>> Begin

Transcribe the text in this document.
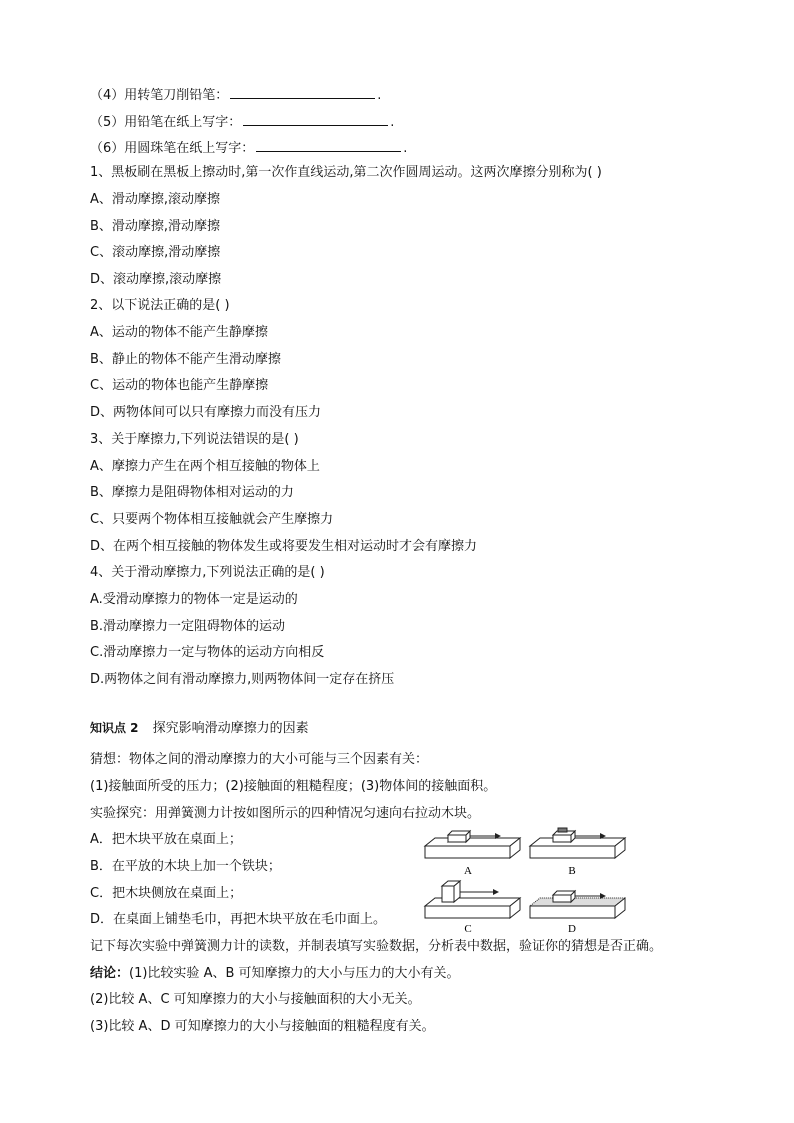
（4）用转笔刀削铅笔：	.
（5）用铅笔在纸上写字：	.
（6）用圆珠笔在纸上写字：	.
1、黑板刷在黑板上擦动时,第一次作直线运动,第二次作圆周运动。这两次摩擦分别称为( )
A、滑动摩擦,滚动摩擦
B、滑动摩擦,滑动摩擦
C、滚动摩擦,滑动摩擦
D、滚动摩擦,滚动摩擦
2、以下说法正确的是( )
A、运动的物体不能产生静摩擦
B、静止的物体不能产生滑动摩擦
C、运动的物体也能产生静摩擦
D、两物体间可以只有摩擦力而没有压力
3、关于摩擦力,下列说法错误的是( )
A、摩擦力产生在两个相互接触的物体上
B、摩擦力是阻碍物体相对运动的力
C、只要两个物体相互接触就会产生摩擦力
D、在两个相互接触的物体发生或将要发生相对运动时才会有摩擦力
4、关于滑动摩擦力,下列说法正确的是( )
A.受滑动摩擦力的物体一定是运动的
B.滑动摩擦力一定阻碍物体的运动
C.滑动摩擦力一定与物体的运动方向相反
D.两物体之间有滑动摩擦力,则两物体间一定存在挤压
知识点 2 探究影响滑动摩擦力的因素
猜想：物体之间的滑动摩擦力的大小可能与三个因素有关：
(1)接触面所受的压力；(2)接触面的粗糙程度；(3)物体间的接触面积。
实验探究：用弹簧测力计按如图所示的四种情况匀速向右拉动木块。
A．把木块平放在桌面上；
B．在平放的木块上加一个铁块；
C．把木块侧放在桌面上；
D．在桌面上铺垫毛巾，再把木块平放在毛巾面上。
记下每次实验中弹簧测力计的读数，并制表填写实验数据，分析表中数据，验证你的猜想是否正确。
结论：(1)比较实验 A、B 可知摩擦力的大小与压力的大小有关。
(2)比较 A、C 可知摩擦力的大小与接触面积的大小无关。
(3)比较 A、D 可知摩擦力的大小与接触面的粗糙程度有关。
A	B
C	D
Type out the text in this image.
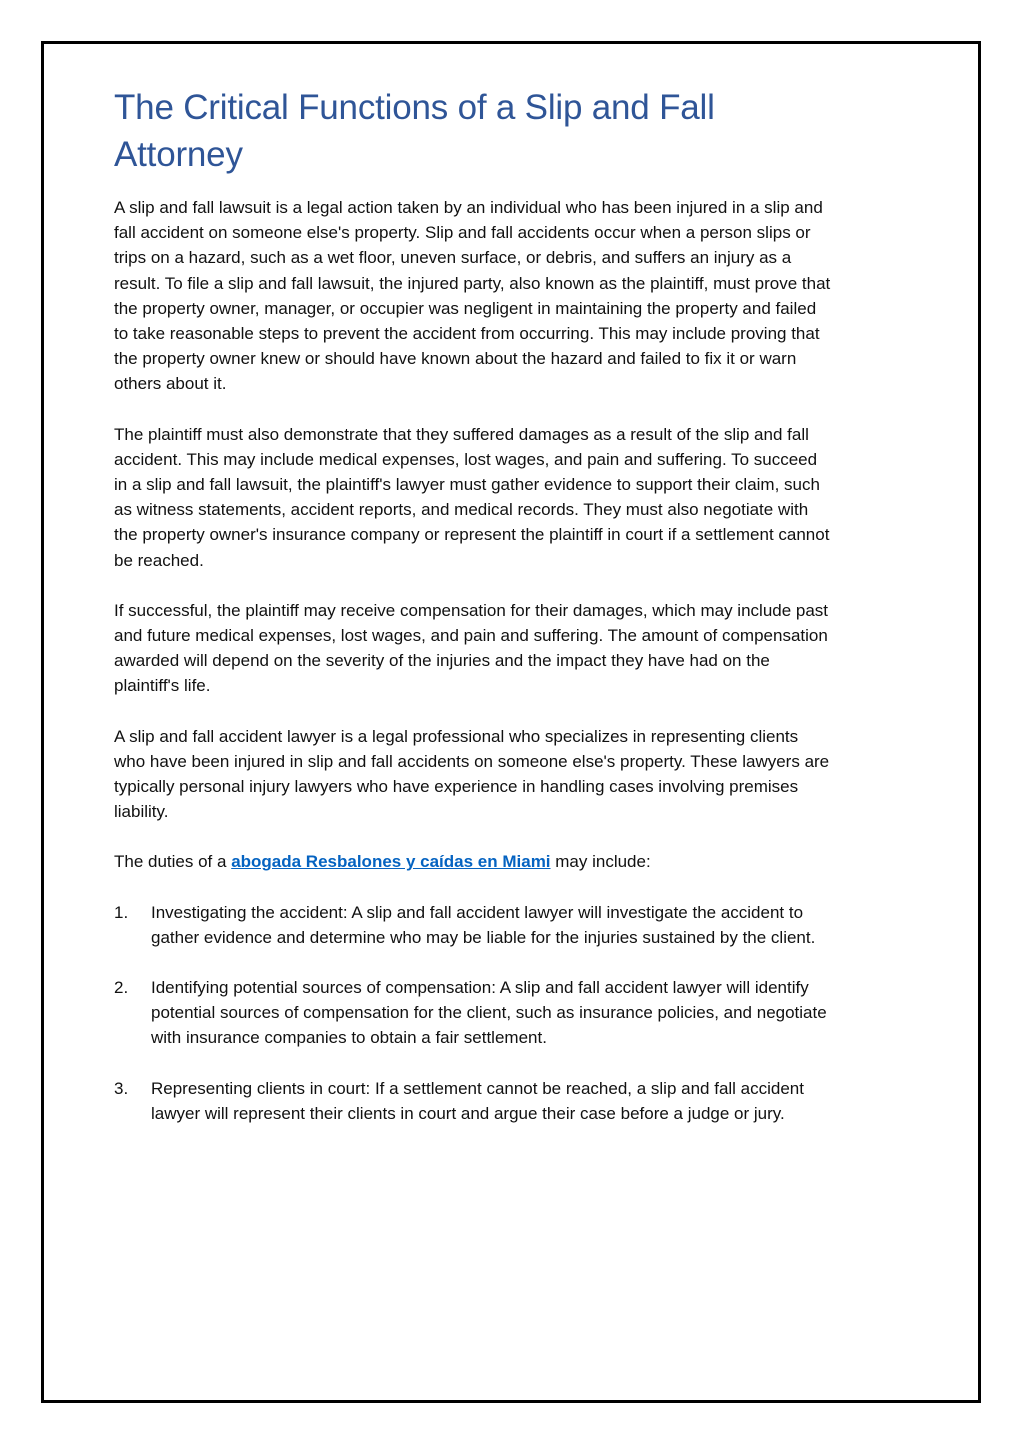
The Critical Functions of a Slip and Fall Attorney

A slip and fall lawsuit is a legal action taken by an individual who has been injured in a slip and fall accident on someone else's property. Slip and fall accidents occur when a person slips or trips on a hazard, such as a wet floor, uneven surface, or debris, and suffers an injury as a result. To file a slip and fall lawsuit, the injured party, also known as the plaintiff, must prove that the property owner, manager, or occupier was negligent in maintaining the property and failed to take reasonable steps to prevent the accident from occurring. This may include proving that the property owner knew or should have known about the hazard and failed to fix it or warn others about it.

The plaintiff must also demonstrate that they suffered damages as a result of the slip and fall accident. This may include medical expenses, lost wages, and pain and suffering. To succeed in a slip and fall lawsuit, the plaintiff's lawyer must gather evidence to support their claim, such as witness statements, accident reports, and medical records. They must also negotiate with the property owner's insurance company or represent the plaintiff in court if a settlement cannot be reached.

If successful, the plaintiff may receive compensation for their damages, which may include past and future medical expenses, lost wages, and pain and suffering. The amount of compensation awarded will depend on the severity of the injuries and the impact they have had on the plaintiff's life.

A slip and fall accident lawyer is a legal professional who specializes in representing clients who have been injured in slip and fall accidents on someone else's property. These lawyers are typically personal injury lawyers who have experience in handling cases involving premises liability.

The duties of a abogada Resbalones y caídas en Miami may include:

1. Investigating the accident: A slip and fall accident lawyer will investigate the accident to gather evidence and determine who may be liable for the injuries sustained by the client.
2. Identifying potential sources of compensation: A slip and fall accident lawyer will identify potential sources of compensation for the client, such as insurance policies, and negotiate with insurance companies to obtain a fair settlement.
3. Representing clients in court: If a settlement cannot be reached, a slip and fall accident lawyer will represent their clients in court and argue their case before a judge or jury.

>> End

* **Work instructions**
Report the number of lines that include the string "wages"; return nothing but the count.

* **Finished answer**
2